● **Exercise directions**
Repeat the records in full and exactly, omitting pictures.

● **Data entries**
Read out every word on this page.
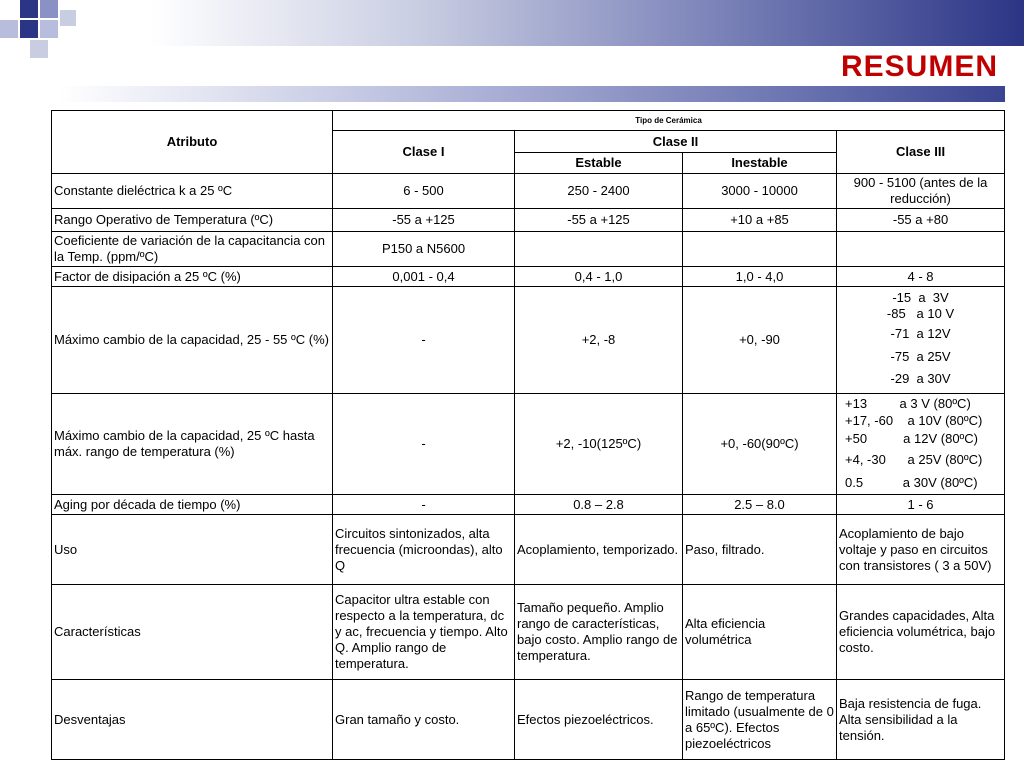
RESUMEN
Atributo	Tipo de Cerámica			
	Clase I	Clase II		Clase III
		Estable	Inestable	
Constante dieléctrica k a 25 ºC	6 - 500	250 - 2400	3000 - 10000	900 - 5100 (antes de la reducción)
Rango Operativo de Temperatura (ºC)	-55 a +125	-55 a +125	+10 a +85	-55 a +80
Coeficiente de variación de la capacitancia con la Temp. (ppm/ºC)	P150 a N5600			
Factor de disipación a 25 ºC (%)	0,001 - 0,4	0,4 - 1,0	1,0 - 4,0	4 - 8
Máximo cambio de la capacidad, 25 - 55 ºC (%)	-	+2, -8	+0, -90	-15  a  3V
-85   a 10 V
-71  a 12V
-75  a 25V
-29  a 30V

Máximo cambio de la capacidad, 25 ºC hasta máx. rango de temperatura (%)	-	+2, -10(125ºC)	+0, -60(90ºC)	+13         a 3 V (80ºC)
+17, -60    a 10V (80ºC)
+50          a 12V (80ºC)
+4, -30      a 25V (80ºC)
0.5           a 30V (80ºC)

Aging por década de tiempo (%)	-	0.8 – 2.8	2.5 – 8.0	1 - 6
Uso	Circuitos sintonizados, alta frecuencia (microondas), alto Q	Acoplamiento, temporizado.	Paso, filtrado.	Acoplamiento de bajo voltaje y paso en circuitos con transistores ( 3 a 50V)
Características	Capacitor ultra estable con respecto a la temperatura, dc y ac, frecuencia y tiempo. Alto Q. Amplio rango de temperatura.	Tamaño pequeño. Amplio rango de características, bajo costo. Amplio rango de temperatura.	Alta eficiencia volumétrica	Grandes capacidades, Alta eficiencia volumétrica, bajo costo.
Desventajas	Gran tamaño y costo.	Efectos piezoeléctricos.	Rango de temperatura limitado (usualmente de 0 a 65ºC). Efectos piezoeléctricos	Baja resistencia de fuga. Alta sensibilidad a la tensión.
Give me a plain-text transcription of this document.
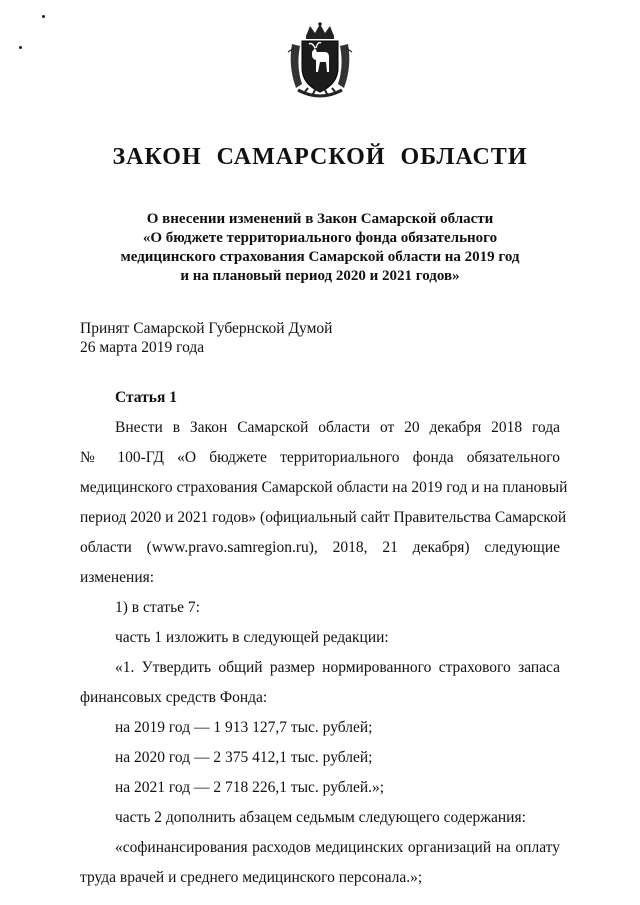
ЗАКОН САМАРСКОЙ ОБЛАСТИ
О внесении изменений в Закон Самарской области
«О бюджете территориального фонда обязательного
медицинского страхования Самарской области на 2019 год
и на плановый период 2020 и 2021 годов»
Принят Самарской Губернской Думой
26 марта 2019 года
Статья 1
Внести в Закон Самарской области от 20 декабря 2018 года
№ 100-ГД «О бюджете территориального фонда обязательного
медицинского страхования Самарской области на 2019 год и на плановый
период 2020 и 2021 годов» (официальный сайт Правительства Самарской
области (www.pravo.samregion.ru), 2018, 21 декабря) следующие
изменения:
1) в статье 7:
часть 1 изложить в следующей редакции:
«1. Утвердить общий размер нормированного страхового запаса
финансовых средств Фонда:
на 2019 год — 1 913 127,7 тыс. рублей;
на 2020 год — 2 375 412,1 тыс. рублей;
на 2021 год — 2 718 226,1 тыс. рублей.»;
часть 2 дополнить абзацем седьмым следующего содержания:
«софинансирования расходов медицинских организаций на оплату
труда врачей и среднего медицинского персонала.»;
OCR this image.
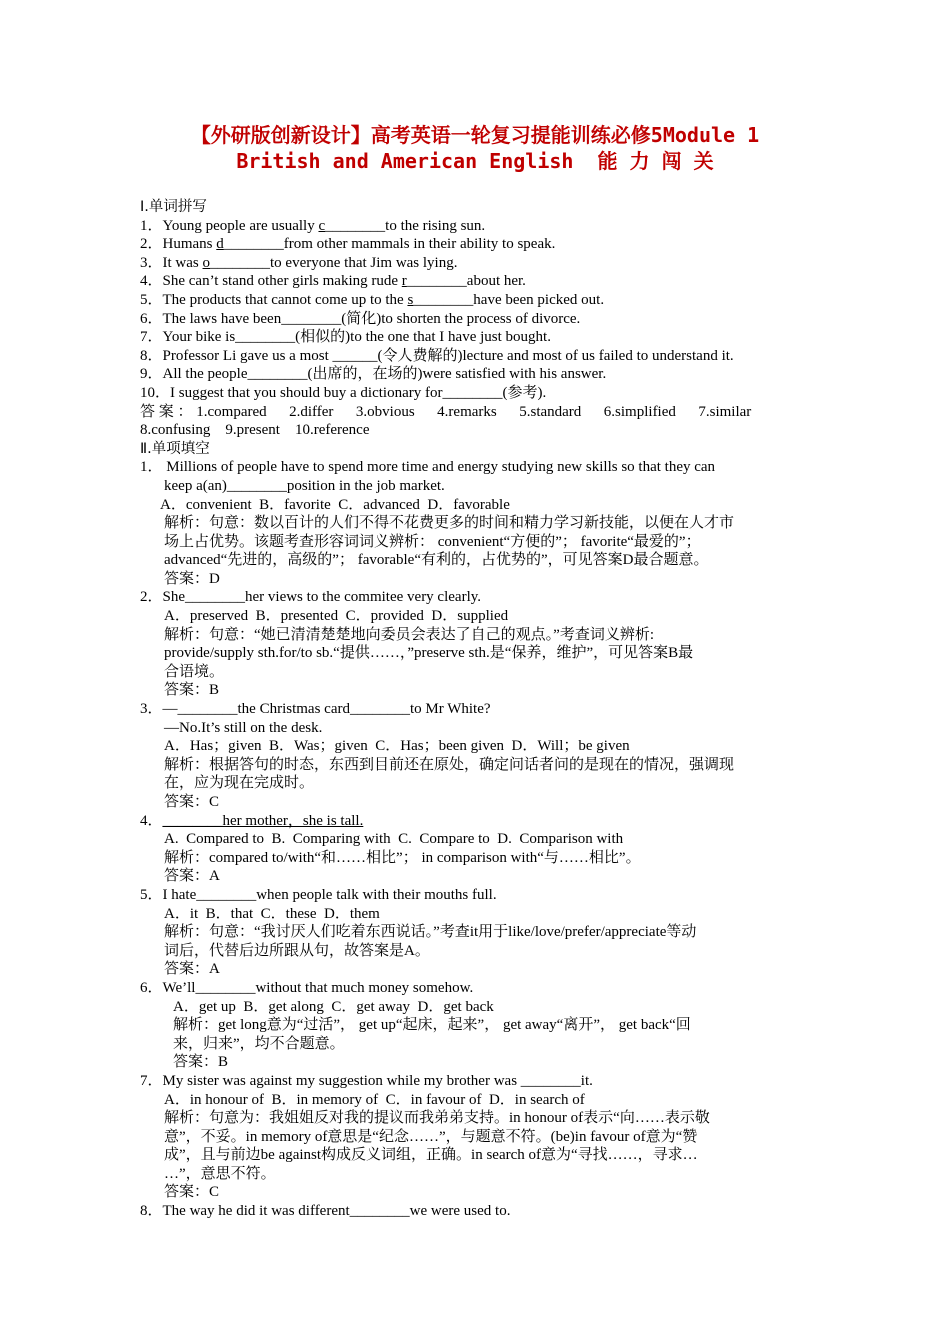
【外研版创新设计】高考英语一轮复习提能训练必修5Module 1
British and American English  能 力 闯 关
Ⅰ.单词拼写
1．Young people are usually c________to the rising sun.
2．Humans d________from other mammals in their ability to speak.
3．It was o________to everyone that Jim was lying.
4．She can’t stand other girls making rude r________about her.
5．The products that cannot come up to the s________have been picked out.
6．The laws have been________(简化)to shorten the process of divorce.
7．Your bike is________(相似的)to the one that I have just bought.
8．Professor Li gave us a most ______(令人费解的)lecture and most of us failed to understand it.
9．All the people________(出席的，在场的)were satisfied with his answer.
10．I suggest that you should buy a dictionary for________(参考).
答 案 ： 1.compared 　 2.differ 　 3.obvious 　 4.remarks 　 5.standard 　 6.simplified 　 7.similar
8.confusing　9.present　10.reference
Ⅱ.单项填空
1． Millions of people have to spend more time and energy studying new skills so that they can
keep a(an)________position in the job market.
A．convenient  B．favorite  C．advanced  D．favorable
解析：句意：数以百计的人们不得不花费更多的时间和精力学习新技能，以便在人才市
场上占优势。该题考查形容词词义辨析： convenient“方便的”； favorite“最爱的”；
advanced“先进的，高级的”； favorable“有利的，占优势的”，可见答案D最合题意。
答案：D
2．She________her views to the commitee very clearly.
A．preserved  B．presented  C．provided  D．supplied
解析：句意：“她已清清楚楚地向委员会表达了自己的观点。”考查词义辨析:
provide/supply sth.for/to sb.“提供……，”preserve sth.是“保养，维护”，可见答案B最
合语境。
答案：B
3．—________the Christmas card________to Mr White?
—No.It’s still on the desk.
A．Has；given  B．Was；given  C．Has；been given  D．Will；be given
解析：根据答句的时态，东西到目前还在原处，确定问话者问的是现在的情况，强调现
在，应为现在完成时。
答案：C
4．________her mother，she is tall.
A.  Compared to  B.  Comparing with  C.  Compare to  D.  Comparison with
解析：compared to/with“和……相比”； in comparison with“与……相比”。
答案：A
5．I hate________when people talk with their mouths full.
A．it  B．that  C．these  D．them
解析：句意：“我讨厌人们吃着东西说话。”考查it用于like/love/prefer/appreciate等动
词后，代替后边所跟从句，故答案是A。
答案：A
6．We’ll________without that much money somehow.
A．get up  B．get along  C．get away  D．get back
解析：get long意为“过活”， get up“起床，起来”， get away“离开”， get back“回
来，归来”，均不合题意。
答案：B
7．My sister was against my suggestion while my brother was ________it.
A．in honour of  B．in memory of  C．in favour of  D．in search of
解析：句意为：我姐姐反对我的提议而我弟弟支持。in honour of表示“向……表示敬
意”，不妥。in memory of意思是“纪念……”，与题意不符。(be)in favour of意为“赞
成”，且与前边be against构成反义词组，正确。in search of意为“寻找……，寻求…
…”，意思不符。
答案：C
8．The way he did it was different________we were used to.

● **Exercise response**
Read out every word on this page.
RESUMEN
Atributo	Tipo de Cerámica			
	Clase I	Clase II		Clase III
		Estable	Inestable	
Constante dieléctrica k a 25 ºC	6 - 500	250 - 2400	3000 - 10000	900 - 5100 (antes de la reducción)
Rango Operativo de Temperatura (ºC)	-55 a +125	-55 a +125	+10 a +85	-55 a +80
Coeficiente de variación de la capacitancia con la Temp. (ppm/ºC)	P150 a N5600			
Factor de disipación a 25 ºC (%)	0,001 - 0,4	0,4 - 1,0	1,0 - 4,0	4 - 8
Máximo cambio de la capacidad, 25 - 55 ºC (%)	-	+2, -8	+0, -90	-15  a  3V
-85   a 10 V
-71  a 12V
-75  a 25V
-29  a 30V

Máximo cambio de la capacidad, 25 ºC hasta máx. rango de temperatura (%)	-	+2, -10(125ºC)	+0, -60(90ºC)	+13         a 3 V (80ºC)
+17, -60    a 10V (80ºC)
+50          a 12V (80ºC)
+4, -30      a 25V (80ºC)
0.5           a 30V (80ºC)

Aging por década de tiempo (%)	-	0.8 – 2.8	2.5 – 8.0	1 - 6
Uso	Circuitos sintonizados, alta frecuencia (microondas), alto Q	Acoplamiento, temporizado.	Paso, filtrado.	Acoplamiento de bajo voltaje y paso en circuitos con transistores ( 3 a 50V)
Características	Capacitor ultra estable con respecto a la temperatura, dc y ac, frecuencia y tiempo. Alto Q. Amplio rango de temperatura.	Tamaño pequeño. Amplio rango de características, bajo costo. Amplio rango de temperatura.	Alta eficiencia volumétrica	Grandes capacidades, Alta eficiencia volumétrica, bajo costo.
Desventajas	Gran tamaño y costo.	Efectos piezoeléctricos.	Rango de temperatura limitado (usualmente de 0 a 65ºC). Efectos piezoeléctricos	Baja resistencia de fuga. Alta sensibilidad a la tensión.
Give me a plain-text transcription of this document.
ЗАКОН САМАРСКОЙ ОБЛАСТИ
О внесении изменений в Закон Самарской области
«О бюджете территориального фонда обязательного
медицинского страхования Самарской области на 2019 год
и на плановый период 2020 и 2021 годов»
Принят Самарской Губернской Думой
26 марта 2019 года
Статья 1
Внести в Закон Самарской области от 20 декабря 2018 года
№ 100-ГД «О бюджете территориального фонда обязательного
медицинского страхования Самарской области на 2019 год и на плановый
период 2020 и 2021 годов» (официальный сайт Правительства Самарской
области (www.pravo.samregion.ru), 2018, 21 декабря) следующие
изменения:
1) в статье 7:
часть 1 изложить в следующей редакции:
«1. Утвердить общий размер нормированного страхового запаса
финансовых средств Фонда:
на 2019 год — 1 913 127,7 тыс. рублей;
на 2020 год — 2 375 412,1 тыс. рублей;
на 2021 год — 2 718 226,1 тыс. рублей.»;
часть 2 дополнить абзацем седьмым следующего содержания:
«софинансирования расходов медицинских организаций на оплату
труда врачей и среднего медицинского персонала.»;
OCR this image.
【外研版创新设计】高考英语一轮复习提能训练必修5Module 1
British and American English  能 力 闯 关
Ⅰ.单词拼写
1．Young people are usually c________to the rising sun.
2．Humans d________from other mammals in their ability to speak.
3．It was o________to everyone that Jim was lying.
4．She can’t stand other girls making rude r________about her.
5．The products that cannot come up to the s________have been picked out.
6．The laws have been________(简化)to shorten the process of divorce.
7．Your bike is________(相似的)to the one that I have just bought.
8．Professor Li gave us a most ______(令人费解的)lecture and most of us failed to understand it.
9．All the people________(出席的，在场的)were satisfied with his answer.
10．I suggest that you should buy a dictionary for________(参考).
答 案 ： 1.compared 　 2.differ 　 3.obvious 　 4.remarks 　 5.standard 　 6.simplified 　 7.similar
8.confusing　9.present　10.reference
Ⅱ.单项填空
1． Millions of people have to spend more time and energy studying new skills so that they can
keep a(an)________position in the job market.
A．convenient  B．favorite  C．advanced  D．favorable
解析：句意：数以百计的人们不得不花费更多的时间和精力学习新技能，以便在人才市
场上占优势。该题考查形容词词义辨析： convenient“方便的”； favorite“最爱的”；
advanced“先进的，高级的”； favorable“有利的，占优势的”，可见答案D最合题意。
答案：D
2．She________her views to the commitee very clearly.
A．preserved  B．presented  C．provided  D．supplied
解析：句意：“她已清清楚楚地向委员会表达了自己的观点。”考查词义辨析:
provide/supply sth.for/to sb.“提供……，”preserve sth.是“保养，维护”，可见答案B最
合语境。
答案：B
3．—________the Christmas card________to Mr White?
—No.It’s still on the desk.
A．Has；given  B．Was；given  C．Has；been given  D．Will；be given
解析：根据答句的时态，东西到目前还在原处，确定问话者问的是现在的情况，强调现
在，应为现在完成时。
答案：C
4．________her mother，she is tall.
A.  Compared to  B.  Comparing with  C.  Compare to  D.  Comparison with
解析：compared to/with“和……相比”； in comparison with“与……相比”。
答案：A
5．I hate________when people talk with their mouths full.
A．it  B．that  C．these  D．them
解析：句意：“我讨厌人们吃着东西说话。”考查it用于like/love/prefer/appreciate等动
词后，代替后边所跟从句，故答案是A。
答案：A
6．We’ll________without that much money somehow.
A．get up  B．get along  C．get away  D．get back
解析：get long意为“过活”， get up“起床，起来”， get away“离开”， get back“回
来，归来”，均不合题意。
答案：B
7．My sister was against my suggestion while my brother was ________it.
A．in honour of  B．in memory of  C．in favour of  D．in search of
解析：句意为：我姐姐反对我的提议而我弟弟支持。in honour of表示“向……表示敬
意”，不妥。in memory of意思是“纪念……”，与题意不符。(be)in favour of意为“赞
成”，且与前边be against构成反义词组，正确。in search of意为“寻找……，寻求…
…”，意思不符。
答案：C
8．The way he did it was different________we were used to.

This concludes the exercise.